Please give the entries again in full and exactly, without any picture.

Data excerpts
☆ ☆ ☆ ☆ ☆ ☆ ☆
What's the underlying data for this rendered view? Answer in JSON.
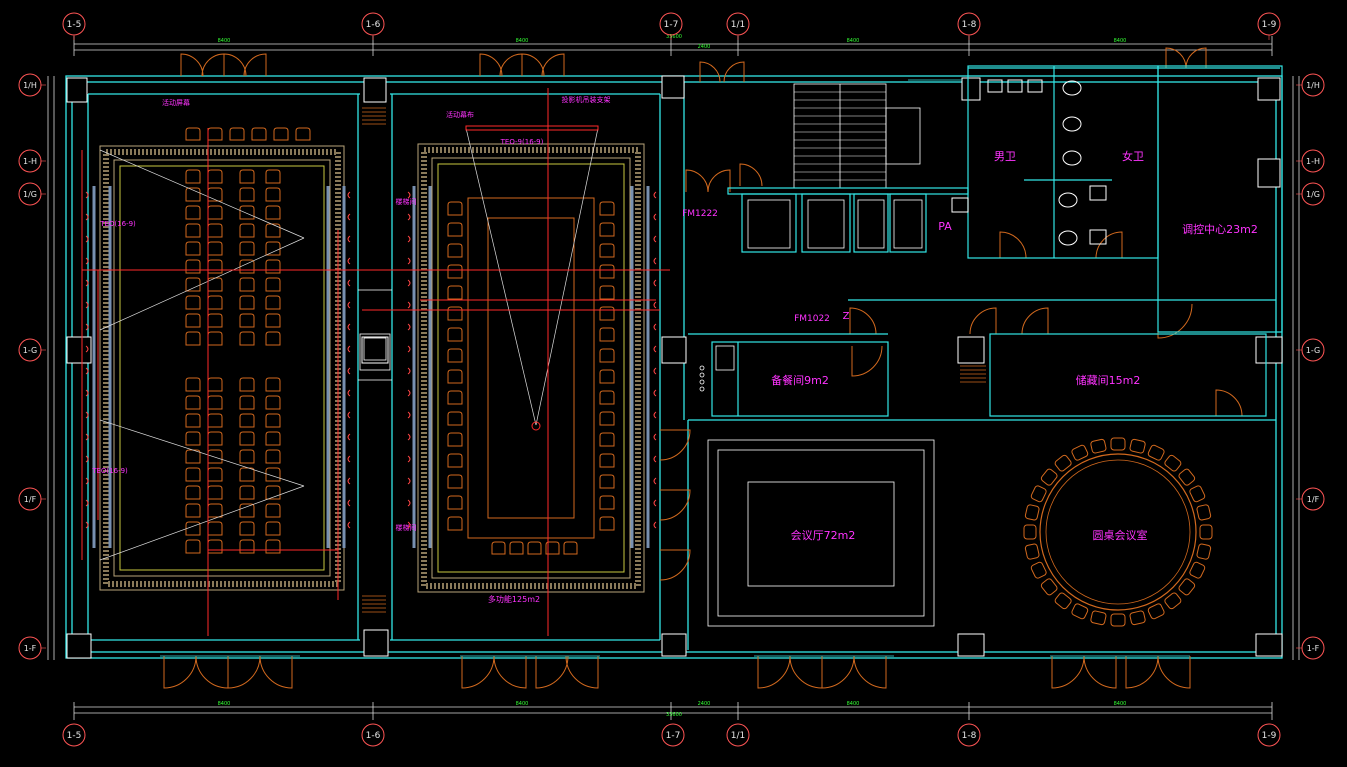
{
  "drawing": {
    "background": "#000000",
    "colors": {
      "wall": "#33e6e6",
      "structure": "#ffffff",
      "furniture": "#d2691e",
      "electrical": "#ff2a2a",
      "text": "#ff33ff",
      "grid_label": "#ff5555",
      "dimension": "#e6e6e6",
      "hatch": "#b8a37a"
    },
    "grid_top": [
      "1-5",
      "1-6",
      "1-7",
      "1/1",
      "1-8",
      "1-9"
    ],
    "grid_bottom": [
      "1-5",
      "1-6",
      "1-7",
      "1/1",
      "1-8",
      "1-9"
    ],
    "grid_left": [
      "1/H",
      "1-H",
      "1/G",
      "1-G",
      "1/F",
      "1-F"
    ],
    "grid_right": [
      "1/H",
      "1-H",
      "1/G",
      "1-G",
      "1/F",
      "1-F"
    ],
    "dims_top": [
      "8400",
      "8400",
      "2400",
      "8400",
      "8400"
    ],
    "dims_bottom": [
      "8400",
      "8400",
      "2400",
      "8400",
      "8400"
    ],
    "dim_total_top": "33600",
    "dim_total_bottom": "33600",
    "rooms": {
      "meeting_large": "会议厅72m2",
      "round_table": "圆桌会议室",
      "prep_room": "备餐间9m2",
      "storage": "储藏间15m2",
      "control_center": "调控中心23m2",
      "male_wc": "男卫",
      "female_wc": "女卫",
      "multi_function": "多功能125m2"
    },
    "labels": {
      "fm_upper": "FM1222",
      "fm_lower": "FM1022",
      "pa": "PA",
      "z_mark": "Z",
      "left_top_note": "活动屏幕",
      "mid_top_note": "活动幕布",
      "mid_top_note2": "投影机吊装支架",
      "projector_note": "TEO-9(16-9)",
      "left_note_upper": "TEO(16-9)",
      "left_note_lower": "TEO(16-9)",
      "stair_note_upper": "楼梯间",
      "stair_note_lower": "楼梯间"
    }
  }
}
☆ ☆ ☆ ☆ ☆ ☆ ☆
### EXERCISE RESULT
What's the underlying data for this rendered view? Answer in JSON.
{
  "drawing": {
    "background": "#000000",
    "colors": {
      "wall": "#33e6e6",
      "structure": "#ffffff",
      "furniture": "#d2691e",
      "electrical": "#ff2a2a",
      "text": "#ff33ff",
      "grid_label": "#ff5555",
      "dimension": "#e6e6e6",
      "hatch": "#b8a37a"
    },
    "grid_top": [
      "1-5",
      "1-6",
      "1-7",
      "1/1",
      "1-8",
      "1-9"
    ],
    "grid_bottom": [
      "1-5",
      "1-6",
      "1-7",
      "1/1",
      "1-8",
      "1-9"
    ],
    "grid_left": [
      "1/H",
      "1-H",
      "1/G",
      "1-G",
      "1/F",
      "1-F"
    ],
    "grid_right": [
      "1/H",
      "1-H",
      "1/G",
      "1-G",
      "1/F",
      "1-F"
    ],
    "dims_top": [
      "8400",
      "8400",
      "2400",
      "8400",
      "8400"
    ],
    "dims_bottom": [
      "8400",
      "8400",
      "2400",
      "8400",
      "8400"
    ],
    "dim_total_top": "33600",
    "dim_total_bottom": "33600",
    "rooms": {
      "meeting_large": "会议厅72m2",
      "round_table": "圆桌会议室",
      "prep_room": "备餐间9m2",
      "storage": "储藏间15m2",
      "control_center": "调控中心23m2",
      "male_wc": "男卫",
      "female_wc": "女卫",
      "multi_function": "多功能125m2"
    },
    "labels": {
      "fm_upper": "FM1222",
      "fm_lower": "FM1022",
      "pa": "PA",
      "z_mark": "Z",
      "left_top_note": "活动屏幕",
      "mid_top_note": "活动幕布",
      "mid_top_note2": "投影机吊装支架",
      "projector_note": "TEO-9(16-9)",
      "left_note_upper": "TEO(16-9)",
      "left_note_lower": "TEO(16-9)",
      "stair_note_upper": "楼梯间",
      "stair_note_lower": "楼梯间"
    }
  }
}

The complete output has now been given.